■ Set problem:
With the pictures left out, copy the listing below exactly.

═════ Records supplied

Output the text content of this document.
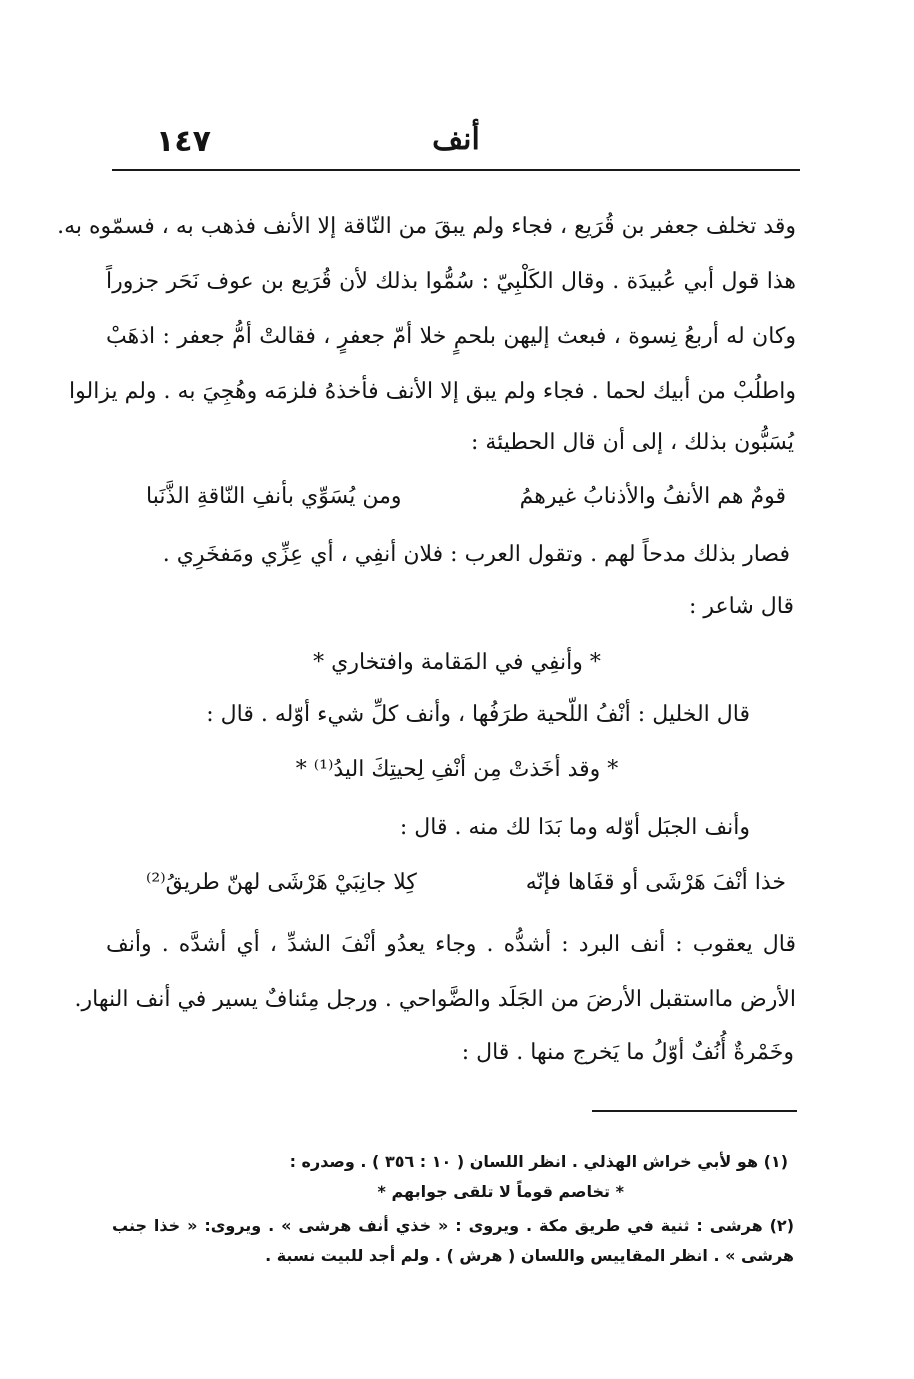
١٤٧	أنف
وقد تخلف جعفر بن قُرَيع ، فجاء ولم يبقَ من النّاقة إلا الأنف فذهب به ، فسمّوه به.
هذا قول أبي عُبيدَة . وقال الكَلْبِيّ : سُمُّوا بذلك لأن قُرَيع بن عوف نَحَر جزوراً
وكان له أربعُ نِسوة ، فبعث إليهن بلحمٍ خلا أمّ جعفرٍ ، فقالتْ أمُّ جعفر : اذهَبْ
واطلُبْ من أبيك لحما . فجاء ولم يبق إلا الأنف فأخذهُ فلزمَه وهُجِيَ به . ولم يزالوا
يُسَبُّون بذلك ، إلى أن قال الحطيئة :
قومٌ هم الأنفُ والأذنابُ غيرهمُ
ومن يُسَوِّي بأنفِ النّاقةِ الذَّنَبا
فصار بذلك مدحاً لهم . وتقول العرب : فلان أنفِي ، أي عِزِّي ومَفخَرِي .
قال شاعر :
* وأنفِي في المَقامة وافتخاري *
قال الخليل : أنْفُ اللّحية طرَفُها ، وأنف كلِّ شيء أوّله . قال :
* وقد أخَذتْ مِن أنْفِ لِحيتِكَ اليدُ⁽¹⁾ *
وأنف الجبَل أوّله وما بَدَا لك منه . قال :
خذا أنْفَ هَرْشَى أو قفَاها فإنّه
كِلا جانِبَيْ هَرْشَى لهنّ طريقُ⁽²⁾
قال يعقوب : أنف البرد : أشدُّه . وجاء يعدُو أنْفَ الشدِّ ، أي أشدَّه . وأنف
الأرض مااستقبل الأرضَ من الجَلَد والضَّواحي . ورجل مِئنافٌ يسير في أنف النهار.
وخَمْرةٌ أُنُفٌ أوّلُ ما يَخرج منها . قال :
(١) هو لأبي خراش الهذلي . انظر اللسان ( ١٠ : ٣٥٦ ) . وصدره :
* تخاصم قوماً لا تلقى جوابهم *
(٢) هرشى : ثنية في طريق مكة . ويروى : « خذي أنف هرشى » . ويروى: « خذا جنب
هرشى » . انظر المقاييس واللسان ( هرش ) . ولم أجد للبيت نسبة .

══════════

■ Exercise result:
Output the text content of this document.
١٤٧	أنف
وقد تخلف جعفر بن قُرَيع ، فجاء ولم يبقَ من النّاقة إلا الأنف فذهب به ، فسمّوه به.
هذا قول أبي عُبيدَة . وقال الكَلْبِيّ : سُمُّوا بذلك لأن قُرَيع بن عوف نَحَر جزوراً
وكان له أربعُ نِسوة ، فبعث إليهن بلحمٍ خلا أمّ جعفرٍ ، فقالتْ أمُّ جعفر : اذهَبْ
واطلُبْ من أبيك لحما . فجاء ولم يبق إلا الأنف فأخذهُ فلزمَه وهُجِيَ به . ولم يزالوا
يُسَبُّون بذلك ، إلى أن قال الحطيئة :
قومٌ هم الأنفُ والأذنابُ غيرهمُ
ومن يُسَوِّي بأنفِ النّاقةِ الذَّنَبا
فصار بذلك مدحاً لهم . وتقول العرب : فلان أنفِي ، أي عِزِّي ومَفخَرِي .
قال شاعر :
* وأنفِي في المَقامة وافتخاري *
قال الخليل : أنْفُ اللّحية طرَفُها ، وأنف كلِّ شيء أوّله . قال :
* وقد أخَذتْ مِن أنْفِ لِحيتِكَ اليدُ⁽¹⁾ *
وأنف الجبَل أوّله وما بَدَا لك منه . قال :
خذا أنْفَ هَرْشَى أو قفَاها فإنّه
كِلا جانِبَيْ هَرْشَى لهنّ طريقُ⁽²⁾
قال يعقوب : أنف البرد : أشدُّه . وجاء يعدُو أنْفَ الشدِّ ، أي أشدَّه . وأنف
الأرض مااستقبل الأرضَ من الجَلَد والضَّواحي . ورجل مِئنافٌ يسير في أنف النهار.
وخَمْرةٌ أُنُفٌ أوّلُ ما يَخرج منها . قال :
(١) هو لأبي خراش الهذلي . انظر اللسان ( ١٠ : ٣٥٦ ) . وصدره :
* تخاصم قوماً لا تلقى جوابهم *
(٢) هرشى : ثنية في طريق مكة . ويروى : « خذي أنف هرشى » . ويروى: « خذا جنب
هرشى » . انظر المقاييس واللسان ( هرش ) . ولم أجد للبيت نسبة .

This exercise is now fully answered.